■ Records for this exercise
------------------------------------

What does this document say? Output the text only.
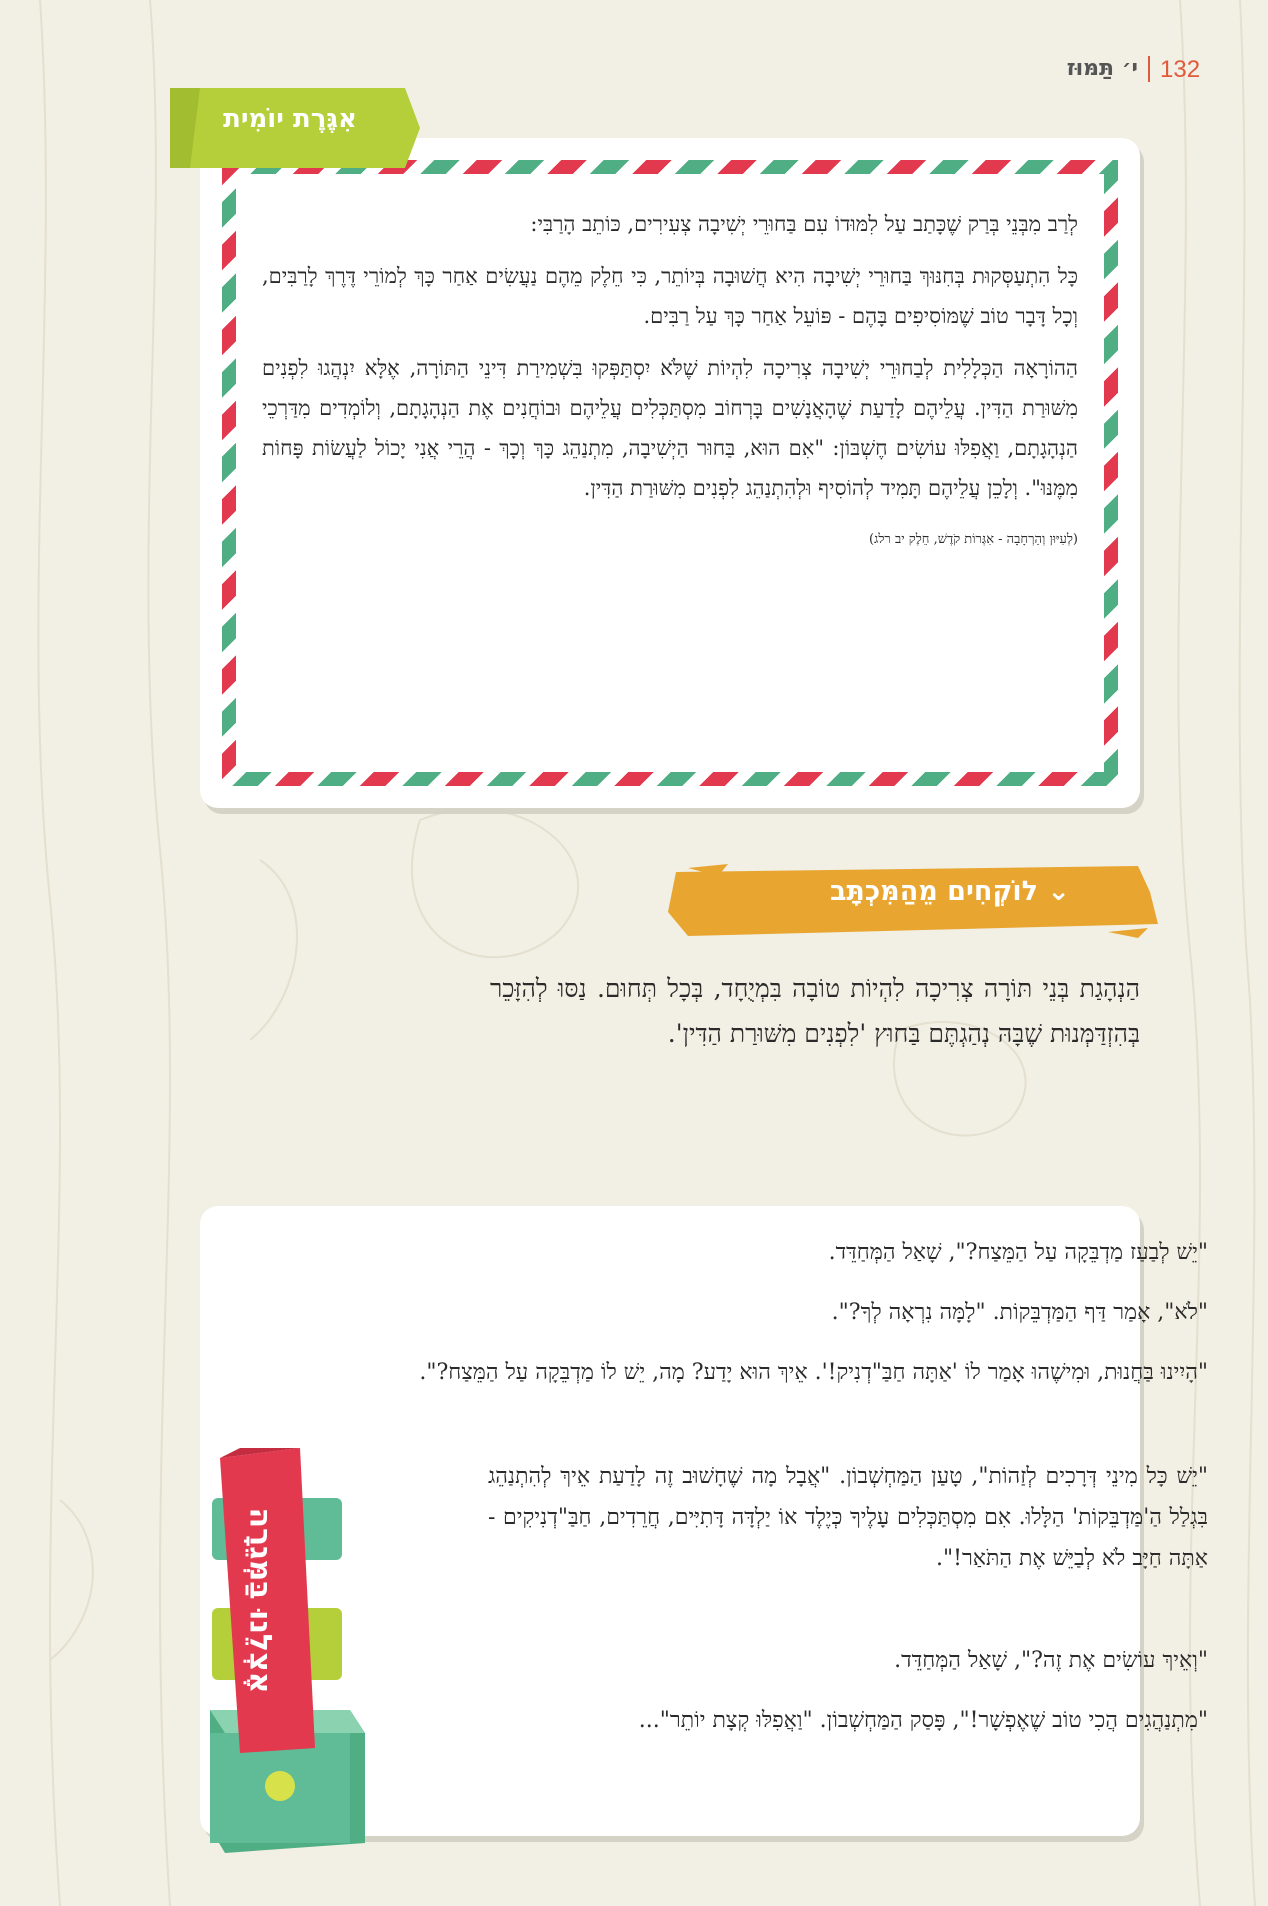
132
י׳ תַּמּוּז

לְרַב מִבְּנֵי בְּרַק שֶׁכָּתַב עַל לִמּוּדוֹ עִם בַּחוּרֵי יְשִׁיבָה צְעִירִים, כּוֹתֵב הָרַבִּי:

כָּל הִתְעַסְּקוּת בְּחִנּוּךְ בַּחוּרֵי יְשִׁיבָה הִיא חֲשׁוּבָה בְּיוֹתֵר, כִּי חֵלֶק מֵהֶם נַעֲשִׂים אַחַר כָּךְ לְמוֹרֵי דֶּרֶךְ לָרַבִּים, וְכָל דָּבָר טוֹב שֶׁמּוֹסִיפִים בָּהֶם - פּוֹעֵל אַחַר כָּךְ עַל רַבִּים.

הַהוֹרָאָה הַכְּלָלִית לְבַחוּרֵי יְשִׁיבָה צְרִיכָה לִהְיוֹת שֶׁלֹּא יִסְתַּפְּקוּ בִּשְׁמִירַת דִּינֵי הַתּוֹרָה, אֶלָּא יִנְהֲגוּ לִפְנִים מִשּׁוּרַת הַדִּין. עֲלֵיהֶם לָדַעַת שֶׁהָאֲנָשִׁים בָּרְחוֹב מִסְתַּכְּלִים עֲלֵיהֶם וּבוֹחֲנִים אֶת הַנְהָגָתָם, וְלוֹמְדִים מִדַּרְכֵי הַנְהָגָתָם, וַאֲפִלּוּ עוֹשִׂים חֶשְׁבּוֹן: "אִם הוּא, בַּחוּר הַיְשִׁיבָה, מִתְנַהֵג כָּךְ וְכָךְ - הֲרֵי אֲנִי יָכוֹל לַעֲשׂוֹת פָּחוֹת מִמֶּנּוּ". וְלָכֵן עֲלֵיהֶם תָּמִיד לְהוֹסִיף וּלְהִתְנַהֵג לִפְנִים מִשּׁוּרַת הַדִּין.

(לְעִיּוּן וְהַרְחָבָה - אִגְּרוֹת קֹדֶשׁ, חֵלֶק יב רלג)
אִגֶּרֶת יוֹמִית
⌄ לוֹקְחִים מֵהַמִּכְתָּב
הַנְהָגַת בְּנֵי תּוֹרָה צְרִיכָה לִהְיוֹת טוֹבָה בִּמְיֻחָד, בְּכָל תְּחוּם. נַסּוּ לְהִזָּכֵר בְּהִזְדַּמְּנוּת שֶׁבָּהּ נְהַגְתֶּם בַּחוּץ 'לִפְנִים מִשּׁוּרַת הַדִּין'.
"יֵשׁ לְבַעַז מַדְבֵּקָה עַל הַמֵּצַח?", שָׁאַל הַמְּחַדֵּד.
"לֹא", אָמַר דַּף הַמַּדְבֵּקוֹת. "לָמָּה נִרְאָה לְךָ?".
"הָיִינוּ בַּחֲנוּת, וּמִישֶׁהוּ אָמַר לוֹ 'אַתָּה חַבַּ"דְנִיק!'. אֵיךְ הוּא יָדַע? מָה, יֵשׁ לוֹ מַדְבֵּקָה עַל הַמֵּצַח?".
"יֵשׁ כָּל מִינֵי דְּרָכִים לְזַהוֹת", טָעַן הַמַּחְשְׁבוֹן. "אֲבָל מָה שֶׁחָשׁוּב זֶה לָדַעַת אֵיךְ לְהִתְנַהֵג בִּגְלַל הַ'מַּדְבֵּקוֹת' הַלָּלוּ. אִם מִסְתַּכְּלִים עָלֶיךָ כְּיֶלֶד אוֹ יַלְדָּה דָּתִיִּים, חֲרֵדִים, חַבַּ"דְנִיקִים - אַתָּה חַיָּב לֹא לְבַיֵּשׁ אֶת הַתֹּאַר!".
"וְאֵיךְ עוֹשִׂים אֶת זֶה?", שָׁאַל הַמְּחַדֵּד.
"מִתְנַהֲגִים הֲכִי טוֹב שֶׁאֶפְשָׁר!", פָּסַק הַמַּחְשְׁבוֹן. "וַאֲפִלּוּ קְצָת יוֹתֵר"...
אֶצְלֵנוּ בַּמְּגֵרָה
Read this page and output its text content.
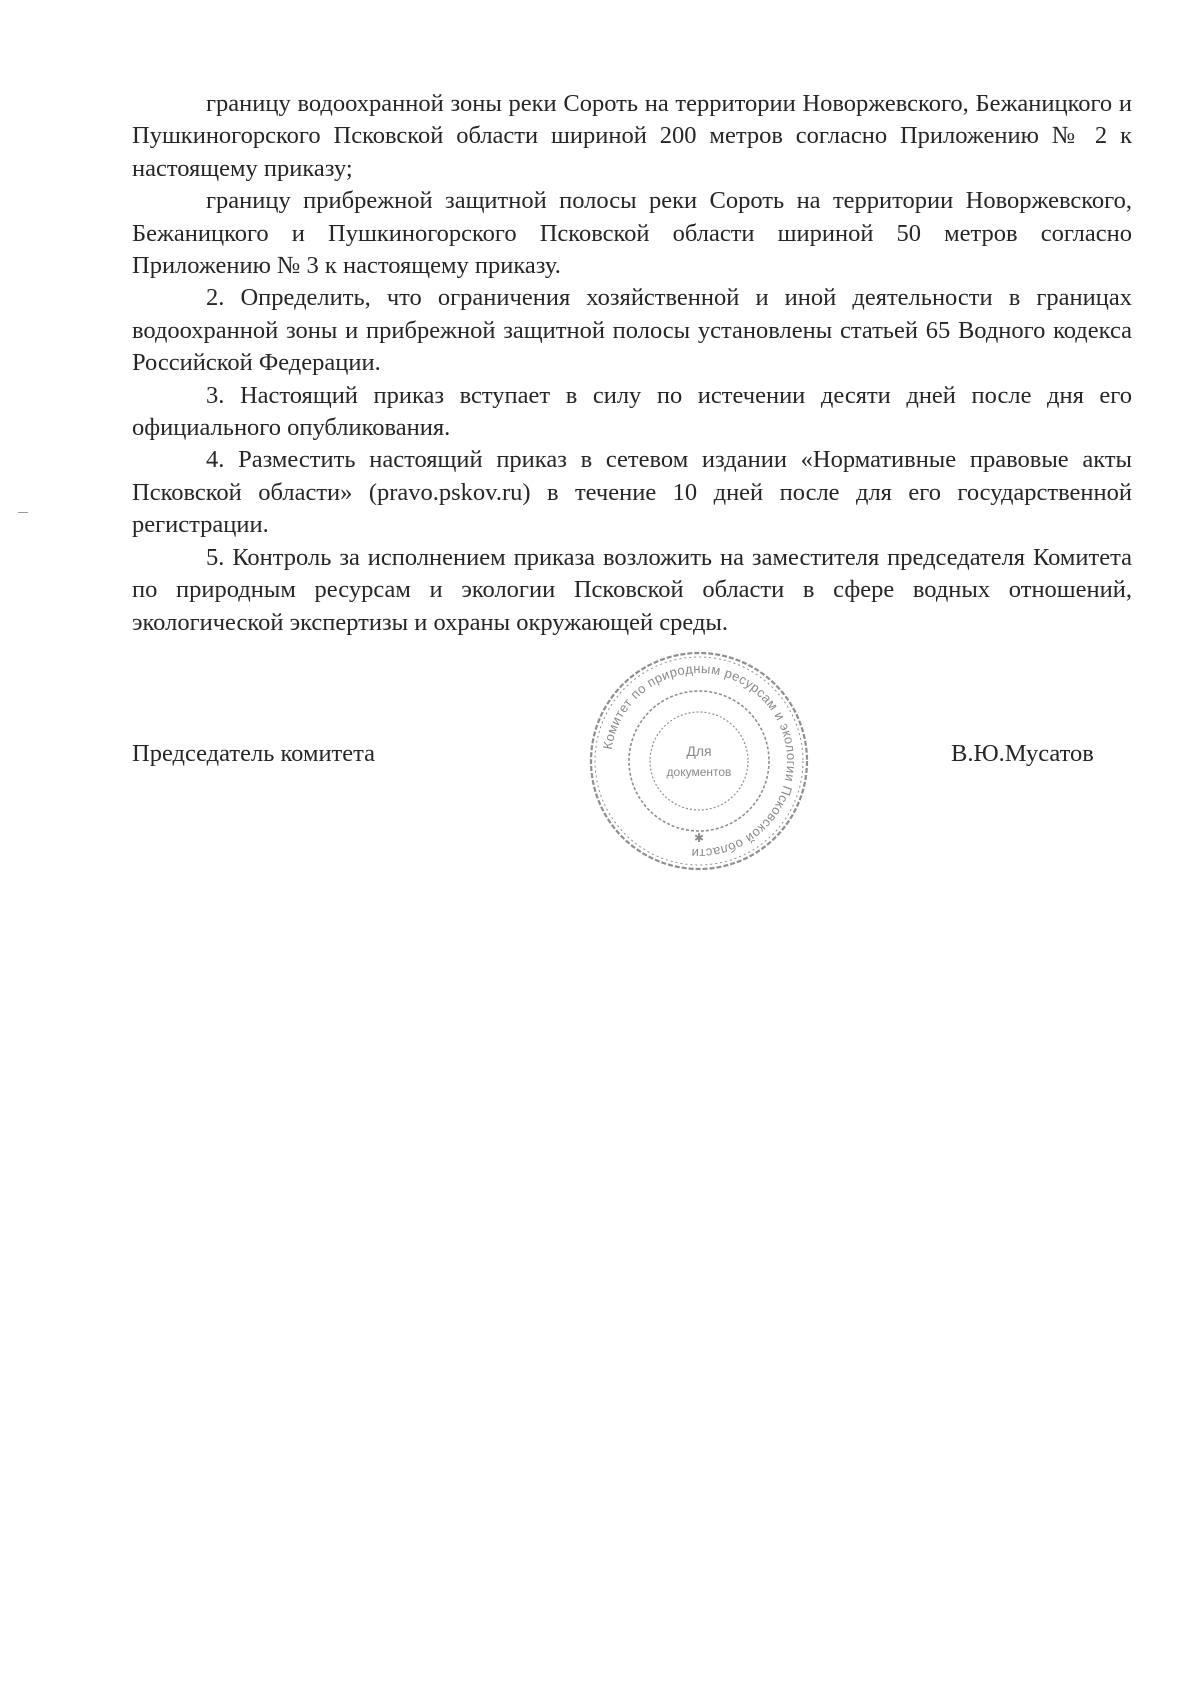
границу водоохранной зоны реки Сороть на территории Новоржевского, Бежаницкого и Пушкиногорского Псковской области шириной 200 метров согласно Приложению № 2 к настоящему приказу;

границу прибрежной защитной полосы реки Сороть на территории Новоржевского, Бежаницкого и Пушкиногорского Псковской области шириной 50 метров согласно Приложению № 3 к настоящему приказу.

2. Определить, что ограничения хозяйственной и иной деятельности в границах водоохранной зоны и прибрежной защитной полосы установлены статьей 65 Водного кодекса Российской Федерации.

3. Настоящий приказ вступает в силу по истечении десяти дней после дня его официального опубликования.

4. Разместить настоящий приказ в сетевом издании «Нормативные правовые акты Псковской области» (pravo.pskov.ru) в течение 10 дней после для его государственной регистрации.

5. Контроль за исполнением приказа возложить на заместителя председателя Комитета по природным ресурсам и экологии Псковской области в сфере водных отношений, экологической экспертизы и охраны окружающей среды.

Председатель комитета	Комитет по природным ресурсам и экологии Псковской области
Для
документов
✱
В.Ю.Мусатов
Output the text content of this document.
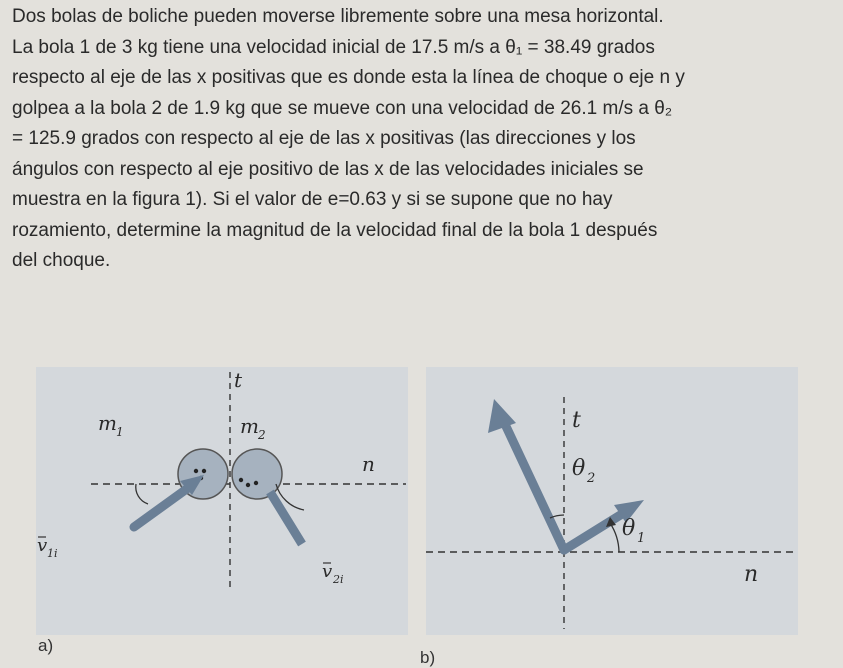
Dos bolas de boliche pueden moverse libremente sobre una mesa horizontal.
La bola 1 de 3 kg tiene una velocidad inicial de 17.5 m/s a θ₁ = 38.49 grados
respecto al eje de las x positivas que es donde esta la línea de choque o eje n y
golpea a la bola 2 de 1.9 kg que se mueve con una velocidad de 26.1 m/s a θ₂
= 125.9 grados con respecto al eje de las x positivas (las direcciones y los
ángulos con respecto al eje positivo de las x de las velocidades iniciales se
muestra en la figura 1). Si el valor de e=0.63 y si se supone que no hay
rozamiento, determine la magnitud de la velocidad final de la bola 1 después
del choque.
t
n
m 1	m 2
v 1i
v 2i
a)
t
n
θ 2
θ 1
b)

------------------------------------

■ Stated goal
Scan the data above and copy every line with "grados" in it.

■ Task solution
La bola 1 de 3 kg tiene una velocidad inicial de 17.5 m/s a θ₁ = 38.49 grados
= 125.9 grados con respecto al eje de las x positivas (las direcciones y los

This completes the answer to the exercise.